WHAT THIS TASK INVOLVES -> List each line in which the string "icon" appears.
● ● ● ● ●
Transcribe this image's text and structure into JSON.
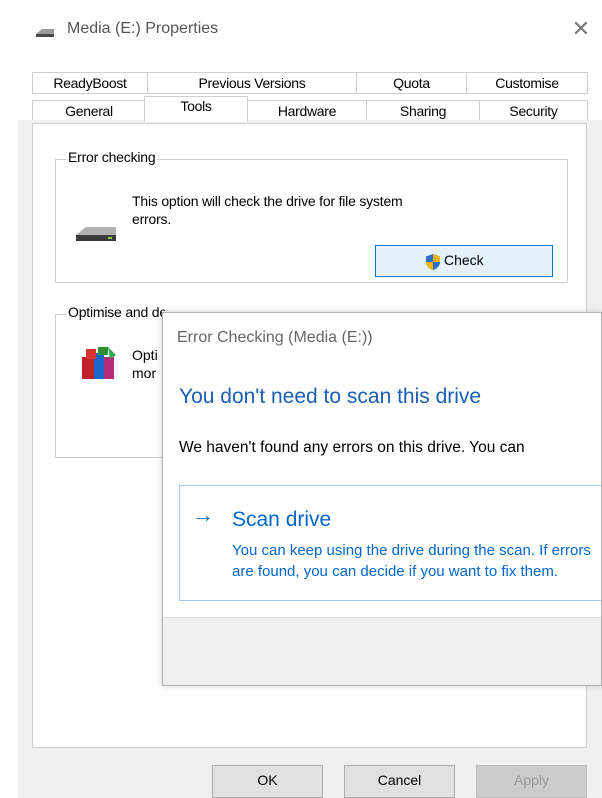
{
  "window": {
    "title": "Media (E:) Properties",
    "close_glyph": "✕"
  },
  "tabs": {
    "row1": [
      "ReadyBoost",
      "Previous Versions",
      "Quota",
      "Customise"
    ],
    "row2": [
      "General",
      "Tools",
      "Hardware",
      "Sharing",
      "Security"
    ],
    "active": "Tools"
  },
  "error_checking": {
    "legend": "Error checking",
    "description": "This option will check the drive for file system errors.",
    "button_label": "Check",
    "icon": "drive-icon",
    "button_icon": "shield-icon"
  },
  "optimise": {
    "legend": "Optimise and defragment drive",
    "visible_text_line1": "Opti",
    "visible_text_line2": "mor",
    "icon": "defrag-icon"
  },
  "error_dialog": {
    "title": "Error Checking (Media (E:))",
    "heading": "You don't need to scan this drive",
    "body": "We haven't found any errors on this drive. You can",
    "scan_option": {
      "arrow": "→",
      "title": "Scan drive",
      "description": "You can keep using the drive during the scan. If errors are found, you can decide if you want to fix them."
    }
  },
  "buttons": {
    "ok": "OK",
    "cancel": "Cancel",
    "apply": "Apply"
  },
  "colors": {
    "accent": "#0066cc",
    "heading_blue": "#1a5fb4",
    "button_focus_border": "#0078d7"
  }
}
● ● ● ● ●
RESULT OF THIS TASK ->
    "icon": "drive-icon",
    "button_icon": "shield-icon"
    "icon": "defrag-icon"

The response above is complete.